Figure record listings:
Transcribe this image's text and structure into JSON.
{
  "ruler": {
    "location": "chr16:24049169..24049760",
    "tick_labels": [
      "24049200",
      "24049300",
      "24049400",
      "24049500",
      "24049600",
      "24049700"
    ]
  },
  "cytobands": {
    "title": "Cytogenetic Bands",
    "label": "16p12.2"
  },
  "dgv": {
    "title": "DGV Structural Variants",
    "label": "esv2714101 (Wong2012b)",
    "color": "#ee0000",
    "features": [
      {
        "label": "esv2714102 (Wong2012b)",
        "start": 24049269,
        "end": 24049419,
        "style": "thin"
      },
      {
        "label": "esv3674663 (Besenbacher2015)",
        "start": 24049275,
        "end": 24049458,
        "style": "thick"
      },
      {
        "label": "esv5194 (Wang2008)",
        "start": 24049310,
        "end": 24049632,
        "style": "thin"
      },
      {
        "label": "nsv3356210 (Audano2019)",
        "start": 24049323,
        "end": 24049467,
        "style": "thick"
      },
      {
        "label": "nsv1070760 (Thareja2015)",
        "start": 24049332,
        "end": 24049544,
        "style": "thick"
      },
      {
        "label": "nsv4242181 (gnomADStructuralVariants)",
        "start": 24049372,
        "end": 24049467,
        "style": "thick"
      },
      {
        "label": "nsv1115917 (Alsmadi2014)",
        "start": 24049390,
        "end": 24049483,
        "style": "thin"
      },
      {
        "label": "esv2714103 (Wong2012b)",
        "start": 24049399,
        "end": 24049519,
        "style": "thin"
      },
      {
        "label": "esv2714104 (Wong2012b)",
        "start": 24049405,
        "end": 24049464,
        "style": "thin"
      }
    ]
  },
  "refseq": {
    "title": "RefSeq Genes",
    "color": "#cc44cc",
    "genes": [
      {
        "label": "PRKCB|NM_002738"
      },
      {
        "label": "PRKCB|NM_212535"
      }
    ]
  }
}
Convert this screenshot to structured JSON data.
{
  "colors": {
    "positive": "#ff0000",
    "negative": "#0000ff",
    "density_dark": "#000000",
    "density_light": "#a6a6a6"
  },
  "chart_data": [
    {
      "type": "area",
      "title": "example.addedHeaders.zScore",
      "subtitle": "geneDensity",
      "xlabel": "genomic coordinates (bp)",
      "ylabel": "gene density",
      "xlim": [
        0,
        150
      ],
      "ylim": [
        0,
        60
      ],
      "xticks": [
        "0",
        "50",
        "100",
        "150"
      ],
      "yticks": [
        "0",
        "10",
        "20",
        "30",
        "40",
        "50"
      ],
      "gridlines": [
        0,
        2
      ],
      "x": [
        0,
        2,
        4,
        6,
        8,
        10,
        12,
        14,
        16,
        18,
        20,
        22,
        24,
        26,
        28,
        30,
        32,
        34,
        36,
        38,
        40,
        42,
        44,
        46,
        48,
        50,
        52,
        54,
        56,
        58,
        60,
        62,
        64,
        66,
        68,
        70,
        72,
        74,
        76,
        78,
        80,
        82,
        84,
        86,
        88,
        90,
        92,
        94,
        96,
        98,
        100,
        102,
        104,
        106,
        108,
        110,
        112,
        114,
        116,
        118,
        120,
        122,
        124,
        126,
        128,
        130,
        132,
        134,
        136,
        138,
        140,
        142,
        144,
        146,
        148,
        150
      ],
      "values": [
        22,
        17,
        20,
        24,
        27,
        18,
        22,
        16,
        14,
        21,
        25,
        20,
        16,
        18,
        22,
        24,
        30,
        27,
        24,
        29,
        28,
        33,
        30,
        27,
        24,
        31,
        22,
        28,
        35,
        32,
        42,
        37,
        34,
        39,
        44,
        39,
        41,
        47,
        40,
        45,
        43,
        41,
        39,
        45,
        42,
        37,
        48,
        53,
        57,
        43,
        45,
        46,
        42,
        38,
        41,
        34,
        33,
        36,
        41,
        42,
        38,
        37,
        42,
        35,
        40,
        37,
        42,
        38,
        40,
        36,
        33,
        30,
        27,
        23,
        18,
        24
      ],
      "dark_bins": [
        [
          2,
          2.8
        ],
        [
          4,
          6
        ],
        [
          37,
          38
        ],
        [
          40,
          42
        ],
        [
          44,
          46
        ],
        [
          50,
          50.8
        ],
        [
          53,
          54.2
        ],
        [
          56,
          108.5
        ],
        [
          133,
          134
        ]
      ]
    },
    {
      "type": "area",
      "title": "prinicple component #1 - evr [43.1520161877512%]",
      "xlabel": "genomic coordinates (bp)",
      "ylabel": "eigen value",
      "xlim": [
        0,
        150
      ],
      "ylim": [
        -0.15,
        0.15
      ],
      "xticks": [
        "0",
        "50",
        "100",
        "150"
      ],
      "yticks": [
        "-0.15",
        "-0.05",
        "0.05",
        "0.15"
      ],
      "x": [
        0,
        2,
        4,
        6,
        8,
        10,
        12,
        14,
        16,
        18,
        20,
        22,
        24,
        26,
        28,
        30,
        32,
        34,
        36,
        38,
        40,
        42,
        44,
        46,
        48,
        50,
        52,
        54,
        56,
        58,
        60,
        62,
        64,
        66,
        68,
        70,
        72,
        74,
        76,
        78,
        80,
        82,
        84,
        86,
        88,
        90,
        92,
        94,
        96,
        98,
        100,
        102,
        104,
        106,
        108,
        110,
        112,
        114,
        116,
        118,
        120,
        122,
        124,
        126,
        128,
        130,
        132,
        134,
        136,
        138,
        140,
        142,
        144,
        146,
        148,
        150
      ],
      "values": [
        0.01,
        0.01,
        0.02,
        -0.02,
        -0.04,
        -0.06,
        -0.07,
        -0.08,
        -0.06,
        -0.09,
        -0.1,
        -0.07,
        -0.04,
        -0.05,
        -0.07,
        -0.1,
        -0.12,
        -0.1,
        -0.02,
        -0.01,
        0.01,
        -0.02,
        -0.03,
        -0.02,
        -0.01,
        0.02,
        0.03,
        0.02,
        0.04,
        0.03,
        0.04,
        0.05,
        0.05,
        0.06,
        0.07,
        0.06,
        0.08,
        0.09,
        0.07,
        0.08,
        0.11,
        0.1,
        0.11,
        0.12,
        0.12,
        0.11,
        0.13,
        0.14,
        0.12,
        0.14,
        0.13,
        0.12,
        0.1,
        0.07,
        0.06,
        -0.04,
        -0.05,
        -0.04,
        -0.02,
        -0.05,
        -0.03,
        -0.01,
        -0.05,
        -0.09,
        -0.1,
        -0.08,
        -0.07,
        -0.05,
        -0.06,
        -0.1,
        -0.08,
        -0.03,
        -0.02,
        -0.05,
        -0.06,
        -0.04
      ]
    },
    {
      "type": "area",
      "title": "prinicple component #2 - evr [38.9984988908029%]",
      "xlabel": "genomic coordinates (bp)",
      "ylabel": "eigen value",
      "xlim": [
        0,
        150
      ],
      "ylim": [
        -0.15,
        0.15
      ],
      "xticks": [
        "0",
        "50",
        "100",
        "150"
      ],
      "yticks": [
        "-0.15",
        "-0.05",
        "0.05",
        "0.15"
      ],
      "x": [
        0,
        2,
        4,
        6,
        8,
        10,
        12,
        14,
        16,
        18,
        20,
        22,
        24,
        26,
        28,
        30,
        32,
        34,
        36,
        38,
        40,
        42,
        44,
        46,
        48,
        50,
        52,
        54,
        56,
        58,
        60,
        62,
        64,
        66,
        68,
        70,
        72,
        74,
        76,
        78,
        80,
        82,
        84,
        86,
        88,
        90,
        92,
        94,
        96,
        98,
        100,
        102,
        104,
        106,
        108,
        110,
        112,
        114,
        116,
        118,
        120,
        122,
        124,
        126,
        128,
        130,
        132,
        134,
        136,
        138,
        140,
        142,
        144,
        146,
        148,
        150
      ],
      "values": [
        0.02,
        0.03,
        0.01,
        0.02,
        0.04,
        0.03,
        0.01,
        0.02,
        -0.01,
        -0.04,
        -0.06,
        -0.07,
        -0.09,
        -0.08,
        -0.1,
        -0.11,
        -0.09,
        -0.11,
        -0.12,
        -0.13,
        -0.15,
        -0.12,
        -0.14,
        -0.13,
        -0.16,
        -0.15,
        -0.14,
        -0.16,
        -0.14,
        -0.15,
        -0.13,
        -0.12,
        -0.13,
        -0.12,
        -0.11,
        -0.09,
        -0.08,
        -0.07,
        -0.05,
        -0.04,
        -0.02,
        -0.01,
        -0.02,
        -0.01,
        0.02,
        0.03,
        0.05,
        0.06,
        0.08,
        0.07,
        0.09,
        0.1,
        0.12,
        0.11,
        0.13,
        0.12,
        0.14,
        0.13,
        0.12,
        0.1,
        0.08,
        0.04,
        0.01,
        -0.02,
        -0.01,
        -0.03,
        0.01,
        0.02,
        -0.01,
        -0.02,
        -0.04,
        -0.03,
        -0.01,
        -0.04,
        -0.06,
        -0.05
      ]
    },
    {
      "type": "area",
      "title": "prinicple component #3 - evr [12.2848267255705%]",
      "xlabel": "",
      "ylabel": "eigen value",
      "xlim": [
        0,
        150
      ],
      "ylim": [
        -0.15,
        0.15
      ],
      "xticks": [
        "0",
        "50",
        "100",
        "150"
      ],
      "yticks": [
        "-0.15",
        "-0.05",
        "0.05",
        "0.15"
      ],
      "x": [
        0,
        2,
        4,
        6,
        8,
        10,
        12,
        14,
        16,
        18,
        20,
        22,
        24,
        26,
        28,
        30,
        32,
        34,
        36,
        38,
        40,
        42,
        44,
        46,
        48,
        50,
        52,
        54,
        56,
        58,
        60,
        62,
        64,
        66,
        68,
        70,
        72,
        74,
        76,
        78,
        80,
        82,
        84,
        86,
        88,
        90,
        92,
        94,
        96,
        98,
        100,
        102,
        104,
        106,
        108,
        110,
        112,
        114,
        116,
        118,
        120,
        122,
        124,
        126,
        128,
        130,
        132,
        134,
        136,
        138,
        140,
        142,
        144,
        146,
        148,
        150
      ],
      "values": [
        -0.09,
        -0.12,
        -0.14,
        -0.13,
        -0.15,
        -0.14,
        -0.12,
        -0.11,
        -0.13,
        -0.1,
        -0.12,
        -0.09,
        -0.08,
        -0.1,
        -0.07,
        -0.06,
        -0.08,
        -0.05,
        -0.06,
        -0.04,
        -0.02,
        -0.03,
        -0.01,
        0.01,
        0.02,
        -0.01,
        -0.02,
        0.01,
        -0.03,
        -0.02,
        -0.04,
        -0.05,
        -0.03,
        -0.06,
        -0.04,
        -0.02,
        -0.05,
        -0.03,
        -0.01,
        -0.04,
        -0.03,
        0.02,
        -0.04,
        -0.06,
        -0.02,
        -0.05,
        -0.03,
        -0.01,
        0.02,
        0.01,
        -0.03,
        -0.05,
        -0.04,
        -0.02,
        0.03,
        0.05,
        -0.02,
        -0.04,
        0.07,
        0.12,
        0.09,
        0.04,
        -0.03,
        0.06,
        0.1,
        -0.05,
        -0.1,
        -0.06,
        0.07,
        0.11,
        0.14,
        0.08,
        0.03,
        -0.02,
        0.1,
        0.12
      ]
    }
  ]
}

• ASSIGNED TASK: Go through the data and show every line where "JSON" occurs.

• SOLUTION TO THE PROBLEM:
Transcribe this image's text and structure into JSON.
Convert this screenshot to structured JSON data.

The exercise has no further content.